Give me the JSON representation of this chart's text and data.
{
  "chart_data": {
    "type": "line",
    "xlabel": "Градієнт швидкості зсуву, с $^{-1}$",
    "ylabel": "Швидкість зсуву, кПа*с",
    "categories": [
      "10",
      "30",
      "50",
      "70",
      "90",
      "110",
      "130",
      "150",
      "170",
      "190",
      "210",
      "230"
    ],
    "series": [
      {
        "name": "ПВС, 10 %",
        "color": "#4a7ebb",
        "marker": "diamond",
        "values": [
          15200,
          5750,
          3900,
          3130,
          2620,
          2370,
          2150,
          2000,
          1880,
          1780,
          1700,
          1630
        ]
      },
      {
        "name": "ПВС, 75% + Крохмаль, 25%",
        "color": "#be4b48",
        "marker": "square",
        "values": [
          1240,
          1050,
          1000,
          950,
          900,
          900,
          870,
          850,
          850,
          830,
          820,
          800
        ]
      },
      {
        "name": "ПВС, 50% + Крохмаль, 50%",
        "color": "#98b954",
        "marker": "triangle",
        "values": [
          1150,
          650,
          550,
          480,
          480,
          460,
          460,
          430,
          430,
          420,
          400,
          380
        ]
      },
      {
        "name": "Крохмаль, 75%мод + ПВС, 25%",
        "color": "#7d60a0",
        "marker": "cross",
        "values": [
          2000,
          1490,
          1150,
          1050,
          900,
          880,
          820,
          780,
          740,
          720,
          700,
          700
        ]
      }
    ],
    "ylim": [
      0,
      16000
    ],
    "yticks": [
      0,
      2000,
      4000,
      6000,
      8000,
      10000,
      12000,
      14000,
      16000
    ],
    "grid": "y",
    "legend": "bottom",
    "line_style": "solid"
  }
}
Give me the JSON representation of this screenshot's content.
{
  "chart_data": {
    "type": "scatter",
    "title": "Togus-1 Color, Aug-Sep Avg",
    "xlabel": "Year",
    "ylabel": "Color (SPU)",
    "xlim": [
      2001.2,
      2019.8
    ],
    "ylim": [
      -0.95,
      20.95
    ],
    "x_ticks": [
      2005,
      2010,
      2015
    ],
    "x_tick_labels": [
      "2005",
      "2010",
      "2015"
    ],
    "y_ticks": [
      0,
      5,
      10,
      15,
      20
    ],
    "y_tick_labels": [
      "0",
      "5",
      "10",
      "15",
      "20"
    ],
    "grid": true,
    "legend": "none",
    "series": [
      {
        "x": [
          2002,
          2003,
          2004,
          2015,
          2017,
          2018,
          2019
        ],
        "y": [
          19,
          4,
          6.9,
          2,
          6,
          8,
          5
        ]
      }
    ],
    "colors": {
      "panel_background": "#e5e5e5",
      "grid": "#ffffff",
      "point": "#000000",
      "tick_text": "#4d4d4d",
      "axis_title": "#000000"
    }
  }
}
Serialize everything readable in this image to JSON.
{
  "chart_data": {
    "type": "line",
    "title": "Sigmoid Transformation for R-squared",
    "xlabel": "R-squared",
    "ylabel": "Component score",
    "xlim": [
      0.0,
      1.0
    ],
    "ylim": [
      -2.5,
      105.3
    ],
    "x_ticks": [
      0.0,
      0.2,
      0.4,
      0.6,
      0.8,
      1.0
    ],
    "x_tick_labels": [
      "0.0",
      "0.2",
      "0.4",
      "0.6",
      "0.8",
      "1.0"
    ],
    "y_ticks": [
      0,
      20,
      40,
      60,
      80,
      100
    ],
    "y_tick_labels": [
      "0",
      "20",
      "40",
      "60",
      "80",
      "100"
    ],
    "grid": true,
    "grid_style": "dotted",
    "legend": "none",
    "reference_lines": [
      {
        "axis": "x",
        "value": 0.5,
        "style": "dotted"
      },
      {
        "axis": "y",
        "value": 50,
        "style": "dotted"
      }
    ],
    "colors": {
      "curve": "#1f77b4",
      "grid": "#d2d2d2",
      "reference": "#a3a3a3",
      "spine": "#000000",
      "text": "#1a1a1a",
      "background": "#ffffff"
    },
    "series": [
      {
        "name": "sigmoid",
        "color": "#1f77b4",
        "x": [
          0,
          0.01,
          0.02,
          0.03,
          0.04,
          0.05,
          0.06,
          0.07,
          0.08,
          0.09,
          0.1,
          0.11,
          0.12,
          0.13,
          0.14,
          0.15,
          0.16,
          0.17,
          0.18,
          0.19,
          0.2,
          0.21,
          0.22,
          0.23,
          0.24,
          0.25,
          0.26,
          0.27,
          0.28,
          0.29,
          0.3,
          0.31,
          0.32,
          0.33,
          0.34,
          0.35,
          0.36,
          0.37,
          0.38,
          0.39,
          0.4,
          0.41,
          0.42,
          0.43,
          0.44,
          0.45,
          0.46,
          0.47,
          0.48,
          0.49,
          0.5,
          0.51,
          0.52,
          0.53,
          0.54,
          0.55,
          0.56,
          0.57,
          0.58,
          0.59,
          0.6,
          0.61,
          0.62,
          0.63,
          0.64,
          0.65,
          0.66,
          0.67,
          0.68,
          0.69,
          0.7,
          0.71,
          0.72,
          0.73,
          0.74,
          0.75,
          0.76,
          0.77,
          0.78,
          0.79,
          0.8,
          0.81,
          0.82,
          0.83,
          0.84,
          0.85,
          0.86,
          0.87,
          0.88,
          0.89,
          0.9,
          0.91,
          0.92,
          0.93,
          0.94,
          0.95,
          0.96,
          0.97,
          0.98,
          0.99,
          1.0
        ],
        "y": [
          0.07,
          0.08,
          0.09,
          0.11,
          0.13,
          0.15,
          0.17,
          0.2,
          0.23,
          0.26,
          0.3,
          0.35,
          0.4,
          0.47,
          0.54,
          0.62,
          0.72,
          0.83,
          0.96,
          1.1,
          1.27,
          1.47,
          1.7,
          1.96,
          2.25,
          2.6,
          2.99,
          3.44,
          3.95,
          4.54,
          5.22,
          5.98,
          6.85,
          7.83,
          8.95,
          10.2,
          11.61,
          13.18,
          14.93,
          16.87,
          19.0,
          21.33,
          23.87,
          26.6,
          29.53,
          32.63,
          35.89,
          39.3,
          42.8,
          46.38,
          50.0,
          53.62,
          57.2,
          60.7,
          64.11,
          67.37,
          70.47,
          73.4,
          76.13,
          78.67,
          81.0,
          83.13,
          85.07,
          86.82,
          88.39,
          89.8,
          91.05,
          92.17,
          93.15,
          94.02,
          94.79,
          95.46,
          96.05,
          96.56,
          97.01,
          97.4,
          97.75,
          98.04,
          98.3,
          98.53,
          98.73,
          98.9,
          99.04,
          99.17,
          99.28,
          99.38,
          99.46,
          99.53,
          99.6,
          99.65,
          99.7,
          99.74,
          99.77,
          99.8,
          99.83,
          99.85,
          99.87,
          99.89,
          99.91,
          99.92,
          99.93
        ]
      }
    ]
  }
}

▶ **Exercise requirements**
Show, from the material above, each line that includes the string "marker".

▶ **Full response**
        "marker": "diamond",
        "marker": "square",
        "marker": "triangle",
        "marker": "cross",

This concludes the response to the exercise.